[Stored data entries]
* Begin *

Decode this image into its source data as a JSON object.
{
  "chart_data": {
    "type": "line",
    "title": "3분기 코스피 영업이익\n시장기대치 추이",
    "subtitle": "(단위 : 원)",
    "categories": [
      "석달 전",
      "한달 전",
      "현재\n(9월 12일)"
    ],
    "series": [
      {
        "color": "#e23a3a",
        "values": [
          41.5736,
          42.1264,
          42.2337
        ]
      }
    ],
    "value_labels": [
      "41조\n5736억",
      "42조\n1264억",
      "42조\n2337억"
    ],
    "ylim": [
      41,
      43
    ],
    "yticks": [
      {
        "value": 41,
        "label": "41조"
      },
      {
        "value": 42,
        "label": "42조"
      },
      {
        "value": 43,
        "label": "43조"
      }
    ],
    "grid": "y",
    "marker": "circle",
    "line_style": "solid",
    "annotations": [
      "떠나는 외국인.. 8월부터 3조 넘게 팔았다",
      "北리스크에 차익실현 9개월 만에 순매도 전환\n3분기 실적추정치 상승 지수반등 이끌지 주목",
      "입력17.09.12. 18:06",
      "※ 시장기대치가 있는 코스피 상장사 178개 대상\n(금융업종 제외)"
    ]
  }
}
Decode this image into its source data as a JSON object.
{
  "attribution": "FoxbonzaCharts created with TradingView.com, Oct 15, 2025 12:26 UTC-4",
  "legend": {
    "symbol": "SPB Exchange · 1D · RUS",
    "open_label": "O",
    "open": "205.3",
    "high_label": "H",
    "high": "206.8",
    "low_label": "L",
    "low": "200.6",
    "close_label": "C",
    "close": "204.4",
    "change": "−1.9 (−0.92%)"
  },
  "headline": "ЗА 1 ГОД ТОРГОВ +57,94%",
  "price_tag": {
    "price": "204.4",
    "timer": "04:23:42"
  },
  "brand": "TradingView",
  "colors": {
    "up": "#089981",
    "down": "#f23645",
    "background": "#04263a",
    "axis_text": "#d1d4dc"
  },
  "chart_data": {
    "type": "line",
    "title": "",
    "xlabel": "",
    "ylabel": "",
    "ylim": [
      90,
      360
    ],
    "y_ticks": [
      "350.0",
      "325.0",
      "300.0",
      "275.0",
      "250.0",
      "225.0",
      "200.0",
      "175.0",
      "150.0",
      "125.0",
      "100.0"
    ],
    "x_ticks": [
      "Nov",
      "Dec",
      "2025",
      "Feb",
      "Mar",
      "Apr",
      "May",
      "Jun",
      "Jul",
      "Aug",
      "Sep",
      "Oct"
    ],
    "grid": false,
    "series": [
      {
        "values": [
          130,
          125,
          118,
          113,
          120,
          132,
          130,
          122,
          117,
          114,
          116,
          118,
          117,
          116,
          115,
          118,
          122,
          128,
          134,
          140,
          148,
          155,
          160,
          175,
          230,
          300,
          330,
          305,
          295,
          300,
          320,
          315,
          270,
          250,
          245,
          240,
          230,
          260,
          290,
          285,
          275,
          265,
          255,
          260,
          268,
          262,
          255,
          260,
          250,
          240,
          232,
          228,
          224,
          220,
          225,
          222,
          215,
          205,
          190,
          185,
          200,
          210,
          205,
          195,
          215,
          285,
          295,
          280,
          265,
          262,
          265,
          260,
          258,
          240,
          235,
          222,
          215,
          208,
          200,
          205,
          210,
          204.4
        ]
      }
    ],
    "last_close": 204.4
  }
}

* End *

**Set problem**.
Give the entries once more, exactly as they appear.

**In response**.
Decode this image into its source data as a JSON object.
{
  "chart_data": {
    "type": "line",
    "title": "3분기 코스피 영업이익\n시장기대치 추이",
    "subtitle": "(단위 : 원)",
    "categories": [
      "석달 전",
      "한달 전",
      "현재\n(9월 12일)"
    ],
    "series": [
      {
        "color": "#e23a3a",
        "values": [
          41.5736,
          42.1264,
          42.2337
        ]
      }
    ],
    "value_labels": [
      "41조\n5736억",
      "42조\n1264억",
      "42조\n2337억"
    ],
    "ylim": [
      41,
      43
    ],
    "yticks": [
      {
        "value": 41,
        "label": "41조"
      },
      {
        "value": 42,
        "label": "42조"
      },
      {
        "value": 43,
        "label": "43조"
      }
    ],
    "grid": "y",
    "marker": "circle",
    "line_style": "solid",
    "annotations": [
      "떠나는 외국인.. 8월부터 3조 넘게 팔았다",
      "北리스크에 차익실현 9개월 만에 순매도 전환\n3분기 실적추정치 상승 지수반등 이끌지 주목",
      "입력17.09.12. 18:06",
      "※ 시장기대치가 있는 코스피 상장사 178개 대상\n(금융업종 제외)"
    ]
  }
}
Decode this image into its source data as a JSON object.
{
  "attribution": "FoxbonzaCharts created with TradingView.com, Oct 15, 2025 12:26 UTC-4",
  "legend": {
    "symbol": "SPB Exchange · 1D · RUS",
    "open_label": "O",
    "open": "205.3",
    "high_label": "H",
    "high": "206.8",
    "low_label": "L",
    "low": "200.6",
    "close_label": "C",
    "close": "204.4",
    "change": "−1.9 (−0.92%)"
  },
  "headline": "ЗА 1 ГОД ТОРГОВ +57,94%",
  "price_tag": {
    "price": "204.4",
    "timer": "04:23:42"
  },
  "brand": "TradingView",
  "colors": {
    "up": "#089981",
    "down": "#f23645",
    "background": "#04263a",
    "axis_text": "#d1d4dc"
  },
  "chart_data": {
    "type": "line",
    "title": "",
    "xlabel": "",
    "ylabel": "",
    "ylim": [
      90,
      360
    ],
    "y_ticks": [
      "350.0",
      "325.0",
      "300.0",
      "275.0",
      "250.0",
      "225.0",
      "200.0",
      "175.0",
      "150.0",
      "125.0",
      "100.0"
    ],
    "x_ticks": [
      "Nov",
      "Dec",
      "2025",
      "Feb",
      "Mar",
      "Apr",
      "May",
      "Jun",
      "Jul",
      "Aug",
      "Sep",
      "Oct"
    ],
    "grid": false,
    "series": [
      {
        "values": [
          130,
          125,
          118,
          113,
          120,
          132,
          130,
          122,
          117,
          114,
          116,
          118,
          117,
          116,
          115,
          118,
          122,
          128,
          134,
          140,
          148,
          155,
          160,
          175,
          230,
          300,
          330,
          305,
          295,
          300,
          320,
          315,
          270,
          250,
          245,
          240,
          230,
          260,
          290,
          285,
          275,
          265,
          255,
          260,
          268,
          262,
          255,
          260,
          250,
          240,
          232,
          228,
          224,
          220,
          225,
          222,
          215,
          205,
          190,
          185,
          200,
          210,
          205,
          195,
          215,
          285,
          295,
          280,
          265,
          262,
          265,
          260,
          258,
          240,
          235,
          222,
          215,
          208,
          200,
          205,
          210,
          204.4
        ]
      }
    ],
    "last_close": 204.4
  }
}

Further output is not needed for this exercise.